## Problem details
All of the entries must be reproduced exactly, with no images carried over.
--- Records to use ---
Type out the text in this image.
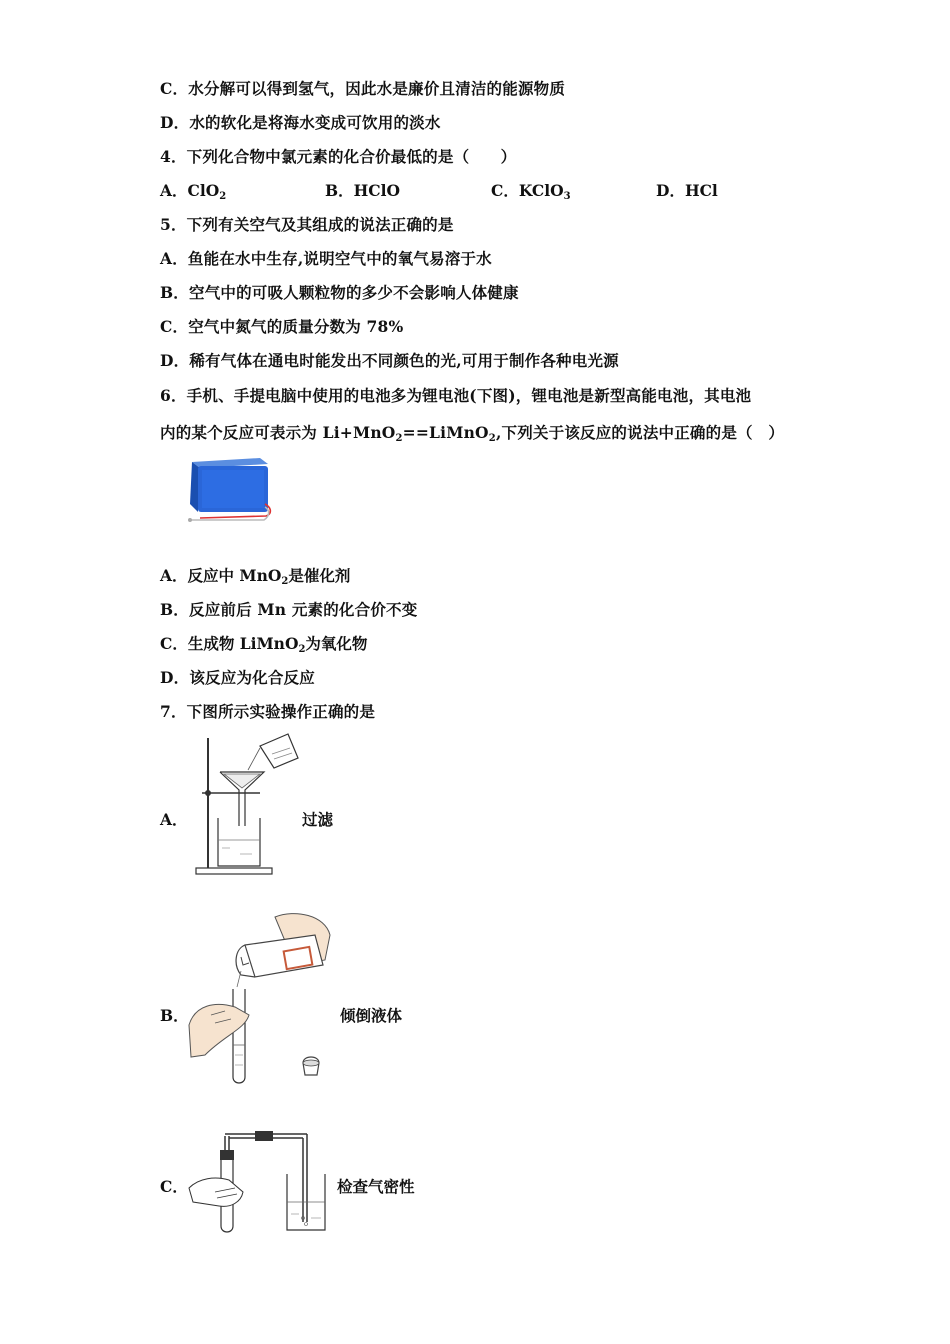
C．水分解可以得到氢气，因此水是廉价且清洁的能源物质
D．水的软化是将海水变成可饮用的淡水
4．下列化合物中氯元素的化合价最低的是（　　）
A．ClO$_2$	B．HClO	C．KClO$_3$	D．HCl
5．下列有关空气及其组成的说法正确的是
A．鱼能在水中生存,说明空气中的氧气易溶于水
B．空气中的可吸人颗粒物的多少不会影响人体健康
C．空气中氮气的质量分数为 78%
D．稀有气体在通电时能发出不同颜色的光,可用于制作各种电光源
6．手机、手提电脑中使用的电池多为锂电池(下图)，锂电池是新型高能电池，其电池
内的某个反应可表示为 Li+MnO$_2$==LiMnO$_2$,下列关于该反应的说法中正确的是（　）
A．反应中 MnO$_2$是催化剂
B．反应前后 Mn 元素的化合价不变
C．生成物 LiMnO$_2$为氧化物
D．该反应为化合反应
7．下图所示实验操作正确的是
A．	过滤
B．	倾倒液体
C．	检查气密性
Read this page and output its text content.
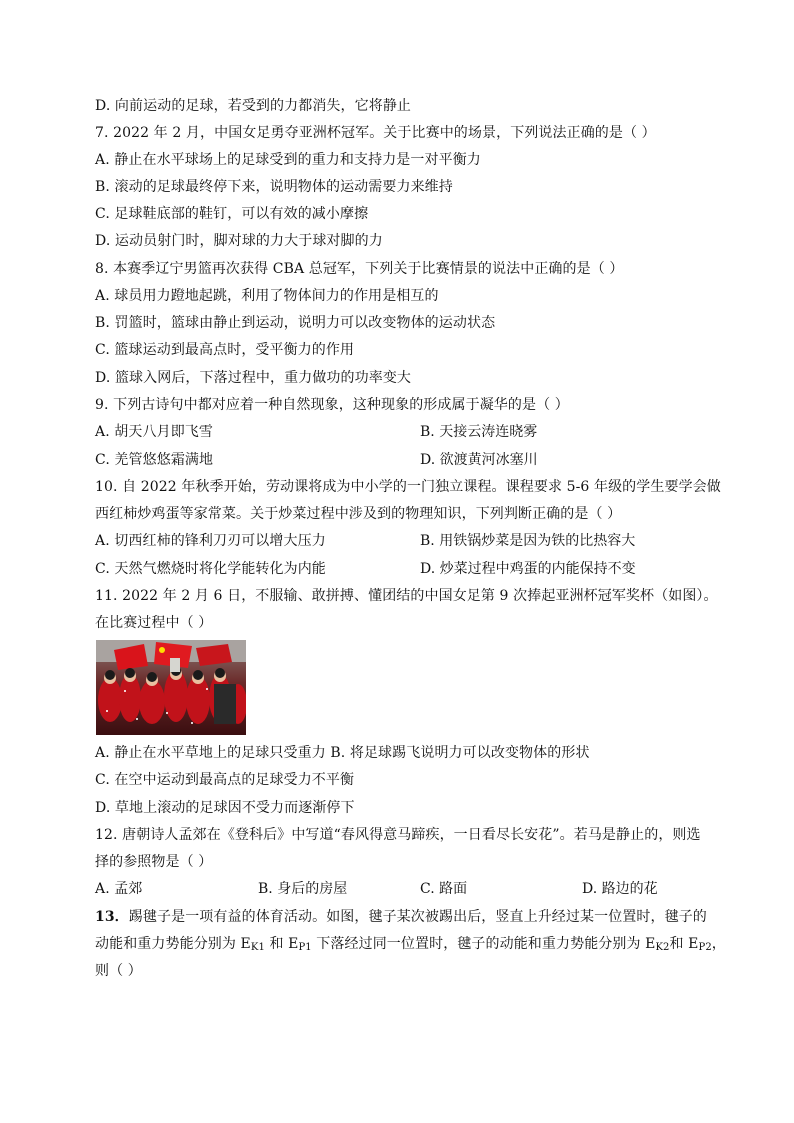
D. 向前运动的足球，若受到的力都消失，它将静止
7. 2022 年 2 月，中国女足勇夺亚洲杯冠军。关于比赛中的场景，下列说法正确的是（ ）
A. 静止在水平球场上的足球受到的重力和支持力是一对平衡力
B. 滚动的足球最终停下来，说明物体的运动需要力来维持
C. 足球鞋底部的鞋钉，可以有效的减小摩擦
D. 运动员射门时，脚对球的力大于球对脚的力
8. 本赛季辽宁男篮再次获得 CBA 总冠军，下列关于比赛情景的说法中正确的是（ ）
A. 球员用力蹬地起跳，利用了物体间力的作用是相互的
B. 罚篮时，篮球由静止到运动，说明力可以改变物体的运动状态
C. 篮球运动到最高点时，受平衡力的作用
D. 篮球入网后，下落过程中，重力做功的功率变大
9. 下列古诗句中都对应着一种自然现象，这种现象的形成属于凝华的是（ ）
A. 胡天八月即飞雪	B. 天接云涛连晓雾
C. 羌管悠悠霜满地	D. 欲渡黄河冰塞川
10. 自 2022 年秋季开始，劳动课将成为中小学的一门独立课程。课程要求 5-6 年级的学生要学会做
西红柿炒鸡蛋等家常菜。关于炒菜过程中涉及到的物理知识，下列判断正确的是（ ）
A. 切西红柿的锋利刀刃可以增大压力	B. 用铁锅炒菜是因为铁的比热容大
C. 天然气燃烧时将化学能转化为内能	D. 炒菜过程中鸡蛋的内能保持不变
11. 2022 年 2 月 6 日，不服输、敢拼搏、懂团结的中国女足第 9 次捧起亚洲杯冠军奖杯（如图）。
在比赛过程中（ ）
A. 静止在水平草地上的足球只受重力 B. 将足球踢飞说明力可以改变物体的形状
C. 在空中运动到最高点的足球受力不平衡
D. 草地上滚动的足球因不受力而逐渐停下
12. 唐朝诗人孟郊在《登科后》中写道“春风得意马蹄疾，一日看尽长安花”。若马是静止的，则选
择的参照物是（ ）
A. 孟郊	B. 身后的房屋	C. 路面	D. 路边的花
13．踢毽子是一项有益的体育活动。如图，毽子某次被踢出后，竖直上升经过某一位置时，毽子的
动能和重力势能分别为 $E_{K1}$ 和 $E_{P1}$ 下落经过同一位置时，毽子的动能和重力势能分别为 $E_{K2}$和 $E_{P2}$，
则（ ）
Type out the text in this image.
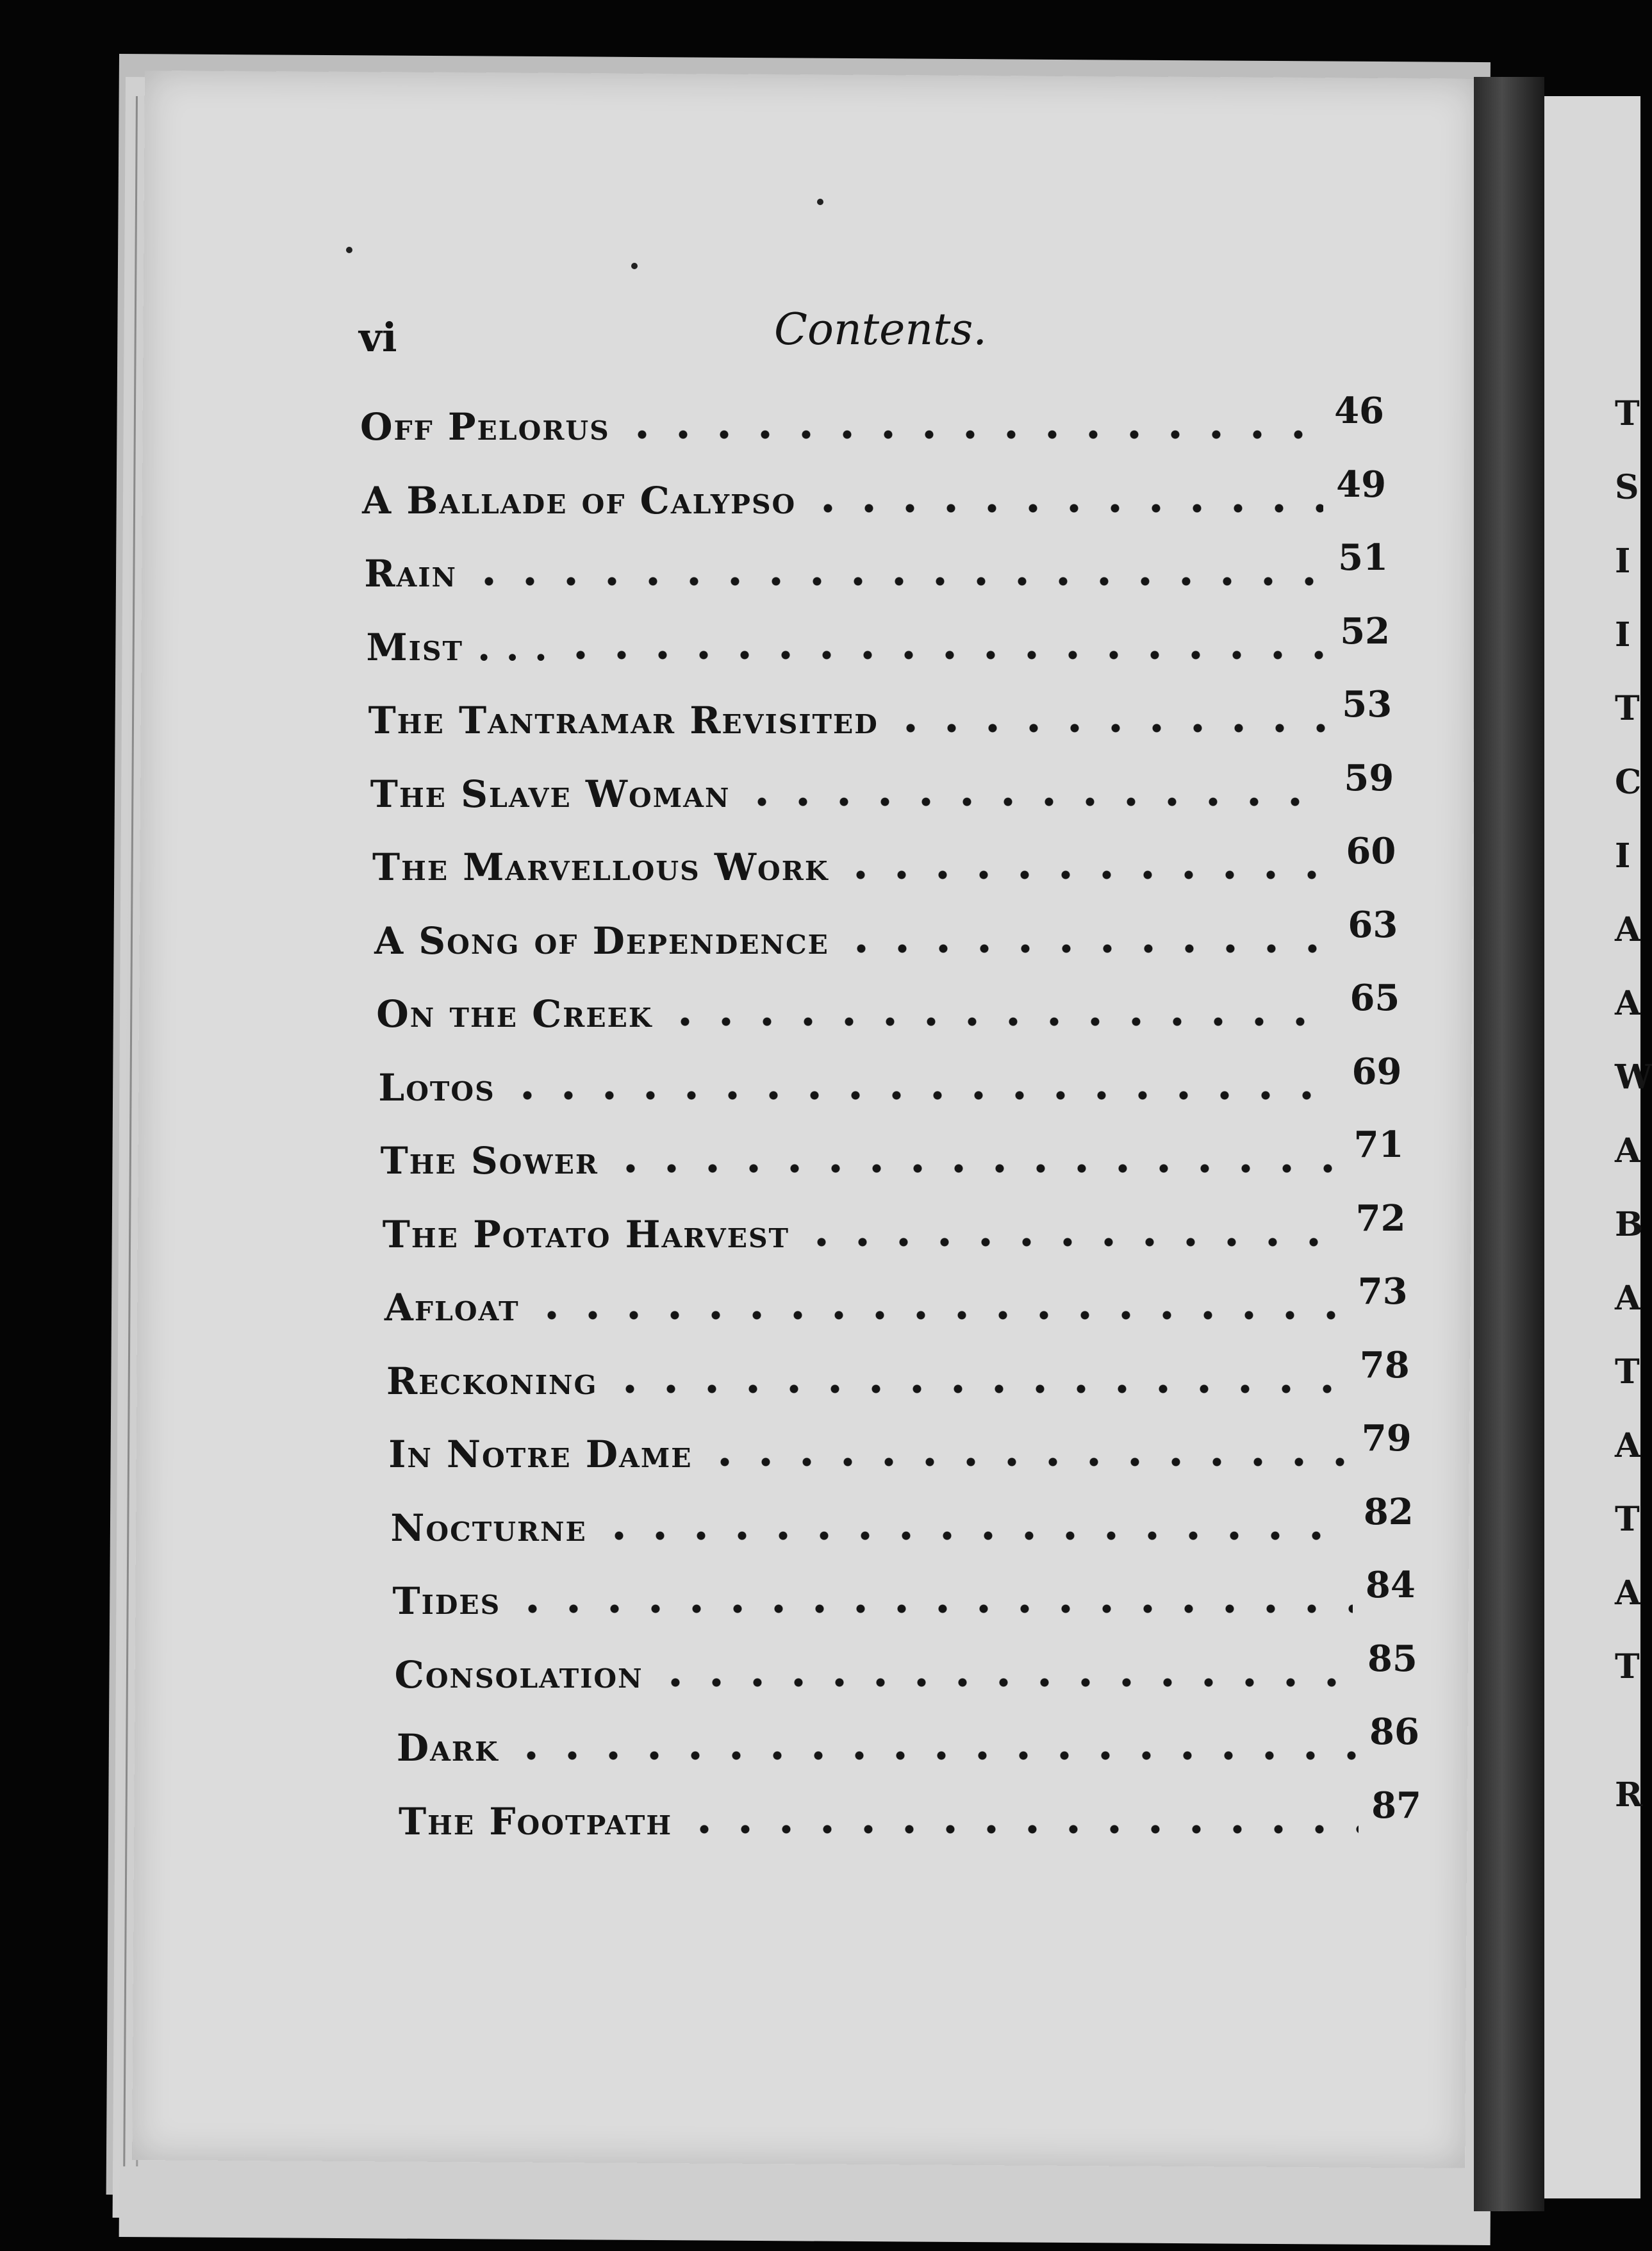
T
S
I
I
T
C
I
A
A
W
A
B
A
T
A
T
A
T
R
vi	Contents.
Off Pelorus	46
A Ballade of Calypso	49
Rain	51
Mist . . .	52
The Tantramar Revisited	53
The Slave Woman	59
The Marvellous Work	60
A Song of Dependence	63
On the Creek	65
Lotos	69
The Sower	71
The Potato Harvest	72
Afloat	73
Reckoning	78
In Notre Dame	79
Nocturne	82
Tides	84
Consolation	85
Dark	86
The Footpath	87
---
## Answer to the exercise
Type out the text in this image.
C．水分解可以得到氢气，因此水是廉价且清洁的能源物质
D．水的软化是将海水变成可饮用的淡水
4．下列化合物中氯元素的化合价最低的是（　　）
A．ClO$_2$	B．HClO	C．KClO$_3$	D．HCl
5．下列有关空气及其组成的说法正确的是
A．鱼能在水中生存,说明空气中的氧气易溶于水
B．空气中的可吸人颗粒物的多少不会影响人体健康
C．空气中氮气的质量分数为 78%
D．稀有气体在通电时能发出不同颜色的光,可用于制作各种电光源
6．手机、手提电脑中使用的电池多为锂电池(下图)，锂电池是新型高能电池，其电池
内的某个反应可表示为 Li+MnO$_2$==LiMnO$_2$,下列关于该反应的说法中正确的是（　）
A．反应中 MnO$_2$是催化剂
B．反应前后 Mn 元素的化合价不变
C．生成物 LiMnO$_2$为氧化物
D．该反应为化合反应
7．下图所示实验操作正确的是
A．	过滤
B．	倾倒液体
C．	检查气密性
Read this page and output its text content.
D. 向前运动的足球，若受到的力都消失，它将静止
7. 2022 年 2 月，中国女足勇夺亚洲杯冠军。关于比赛中的场景，下列说法正确的是（ ）
A. 静止在水平球场上的足球受到的重力和支持力是一对平衡力
B. 滚动的足球最终停下来，说明物体的运动需要力来维持
C. 足球鞋底部的鞋钉，可以有效的减小摩擦
D. 运动员射门时，脚对球的力大于球对脚的力
8. 本赛季辽宁男篮再次获得 CBA 总冠军，下列关于比赛情景的说法中正确的是（ ）
A. 球员用力蹬地起跳，利用了物体间力的作用是相互的
B. 罚篮时，篮球由静止到运动，说明力可以改变物体的运动状态
C. 篮球运动到最高点时，受平衡力的作用
D. 篮球入网后，下落过程中，重力做功的功率变大
9. 下列古诗句中都对应着一种自然现象，这种现象的形成属于凝华的是（ ）
A. 胡天八月即飞雪	B. 天接云涛连晓雾
C. 羌管悠悠霜满地	D. 欲渡黄河冰塞川
10. 自 2022 年秋季开始，劳动课将成为中小学的一门独立课程。课程要求 5-6 年级的学生要学会做
西红柿炒鸡蛋等家常菜。关于炒菜过程中涉及到的物理知识，下列判断正确的是（ ）
A. 切西红柿的锋利刀刃可以增大压力	B. 用铁锅炒菜是因为铁的比热容大
C. 天然气燃烧时将化学能转化为内能	D. 炒菜过程中鸡蛋的内能保持不变
11. 2022 年 2 月 6 日，不服输、敢拼搏、懂团结的中国女足第 9 次捧起亚洲杯冠军奖杯（如图）。
在比赛过程中（ ）
A. 静止在水平草地上的足球只受重力 B. 将足球踢飞说明力可以改变物体的形状
C. 在空中运动到最高点的足球受力不平衡
D. 草地上滚动的足球因不受力而逐渐停下
12. 唐朝诗人孟郊在《登科后》中写道“春风得意马蹄疾，一日看尽长安花”。若马是静止的，则选
择的参照物是（ ）
A. 孟郊	B. 身后的房屋	C. 路面	D. 路边的花
13．踢毽子是一项有益的体育活动。如图，毽子某次被踢出后，竖直上升经过某一位置时，毽子的
动能和重力势能分别为 $E_{K1}$ 和 $E_{P1}$ 下落经过同一位置时，毽子的动能和重力势能分别为 $E_{K2}$和 $E_{P2}$，
则（ ）
Type out the text in this image.
T
S
I
I
T
C
I
A
A
W
A
B
A
T
A
T
A
T
R
vi	Contents.
Off Pelorus	46
A Ballade of Calypso	49
Rain	51
Mist . . .	52
The Tantramar Revisited	53
The Slave Woman	59
The Marvellous Work	60
A Song of Dependence	63
On the Creek	65
Lotos	69
The Sower	71
The Potato Harvest	72
Afloat	73
Reckoning	78
In Notre Dame	79
Nocturne	82
Tides	84
Consolation	85
Dark	86
The Footpath	87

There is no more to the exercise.